=== Exercise details ===
Locate the string "content" throughout the material and copy every line in which it occurs.

┏━━

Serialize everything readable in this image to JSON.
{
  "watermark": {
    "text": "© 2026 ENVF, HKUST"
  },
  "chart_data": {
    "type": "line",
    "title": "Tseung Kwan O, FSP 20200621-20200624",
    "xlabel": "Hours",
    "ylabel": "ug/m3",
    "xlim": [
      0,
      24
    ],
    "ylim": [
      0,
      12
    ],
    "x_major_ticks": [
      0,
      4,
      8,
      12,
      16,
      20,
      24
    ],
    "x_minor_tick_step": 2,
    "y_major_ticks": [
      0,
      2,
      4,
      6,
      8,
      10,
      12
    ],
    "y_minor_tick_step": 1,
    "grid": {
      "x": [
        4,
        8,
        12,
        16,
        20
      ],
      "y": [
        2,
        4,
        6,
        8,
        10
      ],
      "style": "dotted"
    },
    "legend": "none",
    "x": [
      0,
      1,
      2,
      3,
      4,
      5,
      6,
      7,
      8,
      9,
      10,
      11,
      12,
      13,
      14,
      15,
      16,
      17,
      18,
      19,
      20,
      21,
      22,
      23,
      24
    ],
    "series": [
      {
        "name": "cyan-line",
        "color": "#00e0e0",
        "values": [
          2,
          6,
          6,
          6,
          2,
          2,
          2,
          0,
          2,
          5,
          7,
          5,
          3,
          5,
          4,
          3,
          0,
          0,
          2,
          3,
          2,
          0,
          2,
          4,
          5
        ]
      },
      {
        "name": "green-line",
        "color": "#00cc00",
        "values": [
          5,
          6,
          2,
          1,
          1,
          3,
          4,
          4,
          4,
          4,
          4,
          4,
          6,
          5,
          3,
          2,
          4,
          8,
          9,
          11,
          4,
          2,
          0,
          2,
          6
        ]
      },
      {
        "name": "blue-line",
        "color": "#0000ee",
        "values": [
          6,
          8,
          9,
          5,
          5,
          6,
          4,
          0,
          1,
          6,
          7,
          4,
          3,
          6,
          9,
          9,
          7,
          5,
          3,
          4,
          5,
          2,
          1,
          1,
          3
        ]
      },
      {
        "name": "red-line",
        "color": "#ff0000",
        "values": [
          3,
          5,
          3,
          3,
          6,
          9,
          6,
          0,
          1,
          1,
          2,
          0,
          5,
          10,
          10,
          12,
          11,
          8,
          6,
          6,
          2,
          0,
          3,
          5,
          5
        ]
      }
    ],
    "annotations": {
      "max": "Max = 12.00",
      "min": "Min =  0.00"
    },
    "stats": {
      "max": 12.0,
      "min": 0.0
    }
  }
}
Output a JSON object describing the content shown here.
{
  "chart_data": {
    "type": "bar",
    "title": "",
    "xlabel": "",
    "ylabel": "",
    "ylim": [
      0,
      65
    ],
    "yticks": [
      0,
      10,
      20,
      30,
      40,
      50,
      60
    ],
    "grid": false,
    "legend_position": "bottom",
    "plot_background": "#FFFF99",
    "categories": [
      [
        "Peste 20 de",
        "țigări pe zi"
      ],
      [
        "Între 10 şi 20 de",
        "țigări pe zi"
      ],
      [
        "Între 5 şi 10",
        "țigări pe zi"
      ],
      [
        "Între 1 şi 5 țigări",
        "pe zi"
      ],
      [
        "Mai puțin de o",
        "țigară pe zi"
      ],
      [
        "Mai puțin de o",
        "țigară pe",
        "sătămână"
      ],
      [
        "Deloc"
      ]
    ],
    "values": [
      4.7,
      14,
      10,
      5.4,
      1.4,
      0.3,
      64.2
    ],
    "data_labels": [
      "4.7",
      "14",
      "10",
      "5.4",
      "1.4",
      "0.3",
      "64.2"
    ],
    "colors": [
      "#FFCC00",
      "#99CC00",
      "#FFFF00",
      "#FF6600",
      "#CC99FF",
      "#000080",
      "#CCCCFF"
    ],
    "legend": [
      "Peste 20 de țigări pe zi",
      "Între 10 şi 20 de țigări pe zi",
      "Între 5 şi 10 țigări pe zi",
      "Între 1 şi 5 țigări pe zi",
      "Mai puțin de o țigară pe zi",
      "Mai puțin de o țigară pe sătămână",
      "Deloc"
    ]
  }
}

┗━━
┏━━

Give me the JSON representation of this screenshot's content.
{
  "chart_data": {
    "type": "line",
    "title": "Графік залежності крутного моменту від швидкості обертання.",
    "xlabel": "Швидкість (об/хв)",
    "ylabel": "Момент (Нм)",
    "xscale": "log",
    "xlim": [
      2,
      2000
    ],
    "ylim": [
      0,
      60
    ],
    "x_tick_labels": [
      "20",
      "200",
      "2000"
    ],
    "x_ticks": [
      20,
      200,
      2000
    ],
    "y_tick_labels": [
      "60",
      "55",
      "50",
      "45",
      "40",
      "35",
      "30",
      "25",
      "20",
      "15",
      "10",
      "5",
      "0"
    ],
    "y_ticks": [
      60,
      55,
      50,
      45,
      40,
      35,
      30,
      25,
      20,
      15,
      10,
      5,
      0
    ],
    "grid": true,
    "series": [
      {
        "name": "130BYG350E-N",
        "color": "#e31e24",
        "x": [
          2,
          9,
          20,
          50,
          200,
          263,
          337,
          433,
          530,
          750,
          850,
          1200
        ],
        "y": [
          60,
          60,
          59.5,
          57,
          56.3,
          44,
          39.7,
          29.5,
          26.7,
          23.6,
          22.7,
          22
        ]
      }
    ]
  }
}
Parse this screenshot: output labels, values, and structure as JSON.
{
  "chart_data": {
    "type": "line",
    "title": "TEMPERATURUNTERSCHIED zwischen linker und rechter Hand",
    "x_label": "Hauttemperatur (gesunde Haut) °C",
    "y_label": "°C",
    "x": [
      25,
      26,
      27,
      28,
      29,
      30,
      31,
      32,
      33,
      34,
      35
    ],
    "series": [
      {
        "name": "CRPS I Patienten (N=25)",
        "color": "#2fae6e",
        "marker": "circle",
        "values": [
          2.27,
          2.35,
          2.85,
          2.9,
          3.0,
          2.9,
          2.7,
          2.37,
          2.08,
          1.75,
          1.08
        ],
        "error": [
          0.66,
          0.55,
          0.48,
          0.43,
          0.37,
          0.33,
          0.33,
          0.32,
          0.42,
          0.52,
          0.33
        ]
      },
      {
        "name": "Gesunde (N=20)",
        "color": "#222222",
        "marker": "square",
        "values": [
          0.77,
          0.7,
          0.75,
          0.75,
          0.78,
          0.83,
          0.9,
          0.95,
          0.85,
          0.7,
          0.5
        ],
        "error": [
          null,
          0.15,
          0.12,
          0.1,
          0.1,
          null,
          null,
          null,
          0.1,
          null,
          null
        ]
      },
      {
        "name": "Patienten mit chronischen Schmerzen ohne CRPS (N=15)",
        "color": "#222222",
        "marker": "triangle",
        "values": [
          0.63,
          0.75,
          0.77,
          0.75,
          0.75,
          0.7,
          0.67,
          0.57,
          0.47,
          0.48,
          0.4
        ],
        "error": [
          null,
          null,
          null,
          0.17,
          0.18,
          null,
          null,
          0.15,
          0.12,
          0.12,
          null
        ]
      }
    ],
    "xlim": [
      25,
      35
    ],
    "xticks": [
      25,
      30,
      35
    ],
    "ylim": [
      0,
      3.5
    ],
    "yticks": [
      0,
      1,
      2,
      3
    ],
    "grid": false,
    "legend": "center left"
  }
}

┗━━

=== Correct answer ===
Output a JSON object describing the content shown here.
Give me the JSON representation of this screenshot's content.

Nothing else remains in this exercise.